* _EXERCISE DIRECTIONS_
Every entry that follows needs to be repeated exactly.

* _MATERIAL SUPPLIED_
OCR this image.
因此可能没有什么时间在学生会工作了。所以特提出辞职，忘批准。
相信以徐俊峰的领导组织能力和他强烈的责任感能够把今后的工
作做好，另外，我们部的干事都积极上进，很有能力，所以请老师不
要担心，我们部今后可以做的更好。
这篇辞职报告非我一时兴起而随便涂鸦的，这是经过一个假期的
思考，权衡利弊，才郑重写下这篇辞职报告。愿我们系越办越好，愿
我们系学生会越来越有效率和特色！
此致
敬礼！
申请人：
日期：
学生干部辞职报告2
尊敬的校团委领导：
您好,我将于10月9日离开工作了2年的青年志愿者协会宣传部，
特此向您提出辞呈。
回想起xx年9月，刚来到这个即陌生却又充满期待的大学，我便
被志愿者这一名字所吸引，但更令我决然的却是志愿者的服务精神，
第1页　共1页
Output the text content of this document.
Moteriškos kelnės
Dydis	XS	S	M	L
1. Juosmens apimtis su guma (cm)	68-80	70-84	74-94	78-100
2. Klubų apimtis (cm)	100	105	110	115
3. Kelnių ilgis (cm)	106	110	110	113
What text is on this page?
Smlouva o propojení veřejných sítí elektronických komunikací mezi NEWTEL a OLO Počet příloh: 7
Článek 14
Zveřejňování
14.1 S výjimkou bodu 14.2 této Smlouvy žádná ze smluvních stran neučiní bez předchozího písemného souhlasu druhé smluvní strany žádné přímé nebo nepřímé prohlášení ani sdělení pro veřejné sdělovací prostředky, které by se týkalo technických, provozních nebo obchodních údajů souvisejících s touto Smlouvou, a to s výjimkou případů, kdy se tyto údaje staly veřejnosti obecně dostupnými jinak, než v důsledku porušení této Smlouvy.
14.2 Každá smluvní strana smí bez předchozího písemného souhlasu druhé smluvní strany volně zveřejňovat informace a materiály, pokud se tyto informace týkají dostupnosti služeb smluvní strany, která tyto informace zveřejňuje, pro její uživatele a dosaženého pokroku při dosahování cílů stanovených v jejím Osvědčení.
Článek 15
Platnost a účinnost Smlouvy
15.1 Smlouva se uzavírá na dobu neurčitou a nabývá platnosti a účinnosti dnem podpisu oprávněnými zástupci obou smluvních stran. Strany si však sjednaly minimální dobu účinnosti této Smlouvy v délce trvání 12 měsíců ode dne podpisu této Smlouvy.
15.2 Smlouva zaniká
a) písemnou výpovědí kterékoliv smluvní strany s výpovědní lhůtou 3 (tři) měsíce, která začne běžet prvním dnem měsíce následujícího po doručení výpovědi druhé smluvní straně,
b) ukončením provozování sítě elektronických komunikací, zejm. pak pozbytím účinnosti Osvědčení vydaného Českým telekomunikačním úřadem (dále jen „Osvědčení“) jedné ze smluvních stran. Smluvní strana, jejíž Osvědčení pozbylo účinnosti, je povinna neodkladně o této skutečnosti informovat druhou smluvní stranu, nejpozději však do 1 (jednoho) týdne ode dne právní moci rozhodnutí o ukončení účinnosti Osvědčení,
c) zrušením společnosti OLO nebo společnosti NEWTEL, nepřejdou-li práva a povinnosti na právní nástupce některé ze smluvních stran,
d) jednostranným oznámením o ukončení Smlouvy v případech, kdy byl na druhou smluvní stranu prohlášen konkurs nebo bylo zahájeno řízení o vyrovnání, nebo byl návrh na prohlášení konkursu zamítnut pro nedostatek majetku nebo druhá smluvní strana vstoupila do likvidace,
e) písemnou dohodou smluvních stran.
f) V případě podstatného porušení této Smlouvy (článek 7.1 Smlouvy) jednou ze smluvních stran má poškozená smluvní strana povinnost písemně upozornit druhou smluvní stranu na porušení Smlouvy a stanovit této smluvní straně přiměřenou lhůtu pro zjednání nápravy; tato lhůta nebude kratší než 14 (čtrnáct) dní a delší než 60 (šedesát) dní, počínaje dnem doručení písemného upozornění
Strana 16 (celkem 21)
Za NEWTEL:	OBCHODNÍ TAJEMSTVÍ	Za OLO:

* _COMPLETED EXERCISE_
OCR this image.
因此可能没有什么时间在学生会工作了。所以特提出辞职，忘批准。
相信以徐俊峰的领导组织能力和他强烈的责任感能够把今后的工
作做好，另外，我们部的干事都积极上进，很有能力，所以请老师不
要担心，我们部今后可以做的更好。
这篇辞职报告非我一时兴起而随便涂鸦的，这是经过一个假期的
思考，权衡利弊，才郑重写下这篇辞职报告。愿我们系越办越好，愿
我们系学生会越来越有效率和特色！
此致
敬礼！
申请人：
日期：
学生干部辞职报告2
尊敬的校团委领导：
您好,我将于10月9日离开工作了2年的青年志愿者协会宣传部，
特此向您提出辞呈。
回想起xx年9月，刚来到这个即陌生却又充满期待的大学，我便
被志愿者这一名字所吸引，但更令我决然的却是志愿者的服务精神，
第1页　共1页
Output the text content of this document.
Moteriškos kelnės
Dydis	XS	S	M	L
1. Juosmens apimtis su guma (cm)	68-80	70-84	74-94	78-100
2. Klubų apimtis (cm)	100	105	110	115
3. Kelnių ilgis (cm)	106	110	110	113
What text is on this page?
Smlouva o propojení veřejných sítí elektronických komunikací mezi NEWTEL a OLO Počet příloh: 7
Článek 14
Zveřejňování
14.1 S výjimkou bodu 14.2 této Smlouvy žádná ze smluvních stran neučiní bez předchozího písemného souhlasu druhé smluvní strany žádné přímé nebo nepřímé prohlášení ani sdělení pro veřejné sdělovací prostředky, které by se týkalo technických, provozních nebo obchodních údajů souvisejících s touto Smlouvou, a to s výjimkou případů, kdy se tyto údaje staly veřejnosti obecně dostupnými jinak, než v důsledku porušení této Smlouvy.
14.2 Každá smluvní strana smí bez předchozího písemného souhlasu druhé smluvní strany volně zveřejňovat informace a materiály, pokud se tyto informace týkají dostupnosti služeb smluvní strany, která tyto informace zveřejňuje, pro její uživatele a dosaženého pokroku při dosahování cílů stanovených v jejím Osvědčení.
Článek 15
Platnost a účinnost Smlouvy
15.1 Smlouva se uzavírá na dobu neurčitou a nabývá platnosti a účinnosti dnem podpisu oprávněnými zástupci obou smluvních stran. Strany si však sjednaly minimální dobu účinnosti této Smlouvy v délce trvání 12 měsíců ode dne podpisu této Smlouvy.
15.2 Smlouva zaniká
a) písemnou výpovědí kterékoliv smluvní strany s výpovědní lhůtou 3 (tři) měsíce, která začne běžet prvním dnem měsíce následujícího po doručení výpovědi druhé smluvní straně,
b) ukončením provozování sítě elektronických komunikací, zejm. pak pozbytím účinnosti Osvědčení vydaného Českým telekomunikačním úřadem (dále jen „Osvědčení“) jedné ze smluvních stran. Smluvní strana, jejíž Osvědčení pozbylo účinnosti, je povinna neodkladně o této skutečnosti informovat druhou smluvní stranu, nejpozději však do 1 (jednoho) týdne ode dne právní moci rozhodnutí o ukončení účinnosti Osvědčení,
c) zrušením společnosti OLO nebo společnosti NEWTEL, nepřejdou-li práva a povinnosti na právní nástupce některé ze smluvních stran,
d) jednostranným oznámením o ukončení Smlouvy v případech, kdy byl na druhou smluvní stranu prohlášen konkurs nebo bylo zahájeno řízení o vyrovnání, nebo byl návrh na prohlášení konkursu zamítnut pro nedostatek majetku nebo druhá smluvní strana vstoupila do likvidace,
e) písemnou dohodou smluvních stran.
f) V případě podstatného porušení této Smlouvy (článek 7.1 Smlouvy) jednou ze smluvních stran má poškozená smluvní strana povinnost písemně upozornit druhou smluvní stranu na porušení Smlouvy a stanovit této smluvní straně přiměřenou lhůtu pro zjednání nápravy; tato lhůta nebude kratší než 14 (čtrnáct) dní a delší než 60 (šedesát) dní, počínaje dnem doručení písemného upozornění
Strana 16 (celkem 21)
Za NEWTEL:	OBCHODNÍ TAJEMSTVÍ	Za OLO:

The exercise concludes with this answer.